SET EXERCISE | Give back the full material, exactly as it reads.

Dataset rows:
○ ○ ○ ○

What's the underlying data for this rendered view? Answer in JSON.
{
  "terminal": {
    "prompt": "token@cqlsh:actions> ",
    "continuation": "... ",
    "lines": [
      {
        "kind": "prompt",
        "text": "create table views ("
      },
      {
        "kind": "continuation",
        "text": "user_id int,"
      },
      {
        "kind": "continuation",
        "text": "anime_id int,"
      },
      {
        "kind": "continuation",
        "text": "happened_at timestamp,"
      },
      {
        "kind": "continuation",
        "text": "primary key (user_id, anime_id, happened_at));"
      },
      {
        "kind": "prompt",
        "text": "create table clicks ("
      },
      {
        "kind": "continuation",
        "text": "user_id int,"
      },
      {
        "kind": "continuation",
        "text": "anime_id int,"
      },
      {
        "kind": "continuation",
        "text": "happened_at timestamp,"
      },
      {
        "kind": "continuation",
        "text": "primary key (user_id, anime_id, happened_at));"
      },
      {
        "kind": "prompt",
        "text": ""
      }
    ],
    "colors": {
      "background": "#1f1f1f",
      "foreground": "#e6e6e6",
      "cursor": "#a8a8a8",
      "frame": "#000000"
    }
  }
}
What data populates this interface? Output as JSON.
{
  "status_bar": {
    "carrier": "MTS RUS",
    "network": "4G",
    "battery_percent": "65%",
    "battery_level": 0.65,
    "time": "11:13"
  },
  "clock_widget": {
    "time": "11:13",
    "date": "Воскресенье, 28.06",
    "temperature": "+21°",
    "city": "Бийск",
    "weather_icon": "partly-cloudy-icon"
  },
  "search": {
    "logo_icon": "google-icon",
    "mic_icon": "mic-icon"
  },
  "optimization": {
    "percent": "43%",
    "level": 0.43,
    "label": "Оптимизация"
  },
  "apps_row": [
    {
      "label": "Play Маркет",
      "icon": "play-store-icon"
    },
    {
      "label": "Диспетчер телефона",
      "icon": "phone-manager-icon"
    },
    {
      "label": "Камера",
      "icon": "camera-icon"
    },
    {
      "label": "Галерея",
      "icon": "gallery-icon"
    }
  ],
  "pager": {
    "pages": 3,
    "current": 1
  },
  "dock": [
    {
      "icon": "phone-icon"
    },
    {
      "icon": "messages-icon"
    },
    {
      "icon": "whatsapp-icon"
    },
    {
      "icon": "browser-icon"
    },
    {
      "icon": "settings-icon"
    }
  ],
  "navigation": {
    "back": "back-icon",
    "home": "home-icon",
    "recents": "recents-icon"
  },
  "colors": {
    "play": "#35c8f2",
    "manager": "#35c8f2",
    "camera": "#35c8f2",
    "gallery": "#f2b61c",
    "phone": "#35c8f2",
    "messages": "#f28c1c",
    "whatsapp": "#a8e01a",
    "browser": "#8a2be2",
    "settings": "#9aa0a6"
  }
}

○ ○ ○ ○

CORRECT RESPONSE |
What's the underlying data for this rendered view? Answer in JSON.
{
  "terminal": {
    "prompt": "token@cqlsh:actions> ",
    "continuation": "... ",
    "lines": [
      {
        "kind": "prompt",
        "text": "create table views ("
      },
      {
        "kind": "continuation",
        "text": "user_id int,"
      },
      {
        "kind": "continuation",
        "text": "anime_id int,"
      },
      {
        "kind": "continuation",
        "text": "happened_at timestamp,"
      },
      {
        "kind": "continuation",
        "text": "primary key (user_id, anime_id, happened_at));"
      },
      {
        "kind": "prompt",
        "text": "create table clicks ("
      },
      {
        "kind": "continuation",
        "text": "user_id int,"
      },
      {
        "kind": "continuation",
        "text": "anime_id int,"
      },
      {
        "kind": "continuation",
        "text": "happened_at timestamp,"
      },
      {
        "kind": "continuation",
        "text": "primary key (user_id, anime_id, happened_at));"
      },
      {
        "kind": "prompt",
        "text": ""
      }
    ],
    "colors": {
      "background": "#1f1f1f",
      "foreground": "#e6e6e6",
      "cursor": "#a8a8a8",
      "frame": "#000000"
    }
  }
}
What data populates this interface? Output as JSON.
{
  "status_bar": {
    "carrier": "MTS RUS",
    "network": "4G",
    "battery_percent": "65%",
    "battery_level": 0.65,
    "time": "11:13"
  },
  "clock_widget": {
    "time": "11:13",
    "date": "Воскресенье, 28.06",
    "temperature": "+21°",
    "city": "Бийск",
    "weather_icon": "partly-cloudy-icon"
  },
  "search": {
    "logo_icon": "google-icon",
    "mic_icon": "mic-icon"
  },
  "optimization": {
    "percent": "43%",
    "level": 0.43,
    "label": "Оптимизация"
  },
  "apps_row": [
    {
      "label": "Play Маркет",
      "icon": "play-store-icon"
    },
    {
      "label": "Диспетчер телефона",
      "icon": "phone-manager-icon"
    },
    {
      "label": "Камера",
      "icon": "camera-icon"
    },
    {
      "label": "Галерея",
      "icon": "gallery-icon"
    }
  ],
  "pager": {
    "pages": 3,
    "current": 1
  },
  "dock": [
    {
      "icon": "phone-icon"
    },
    {
      "icon": "messages-icon"
    },
    {
      "icon": "whatsapp-icon"
    },
    {
      "icon": "browser-icon"
    },
    {
      "icon": "settings-icon"
    }
  ],
  "navigation": {
    "back": "back-icon",
    "home": "home-icon",
    "recents": "recents-icon"
  },
  "colors": {
    "play": "#35c8f2",
    "manager": "#35c8f2",
    "camera": "#35c8f2",
    "gallery": "#f2b61c",
    "phone": "#35c8f2",
    "messages": "#f28c1c",
    "whatsapp": "#a8e01a",
    "browser": "#8a2be2",
    "settings": "#9aa0a6"
  }
}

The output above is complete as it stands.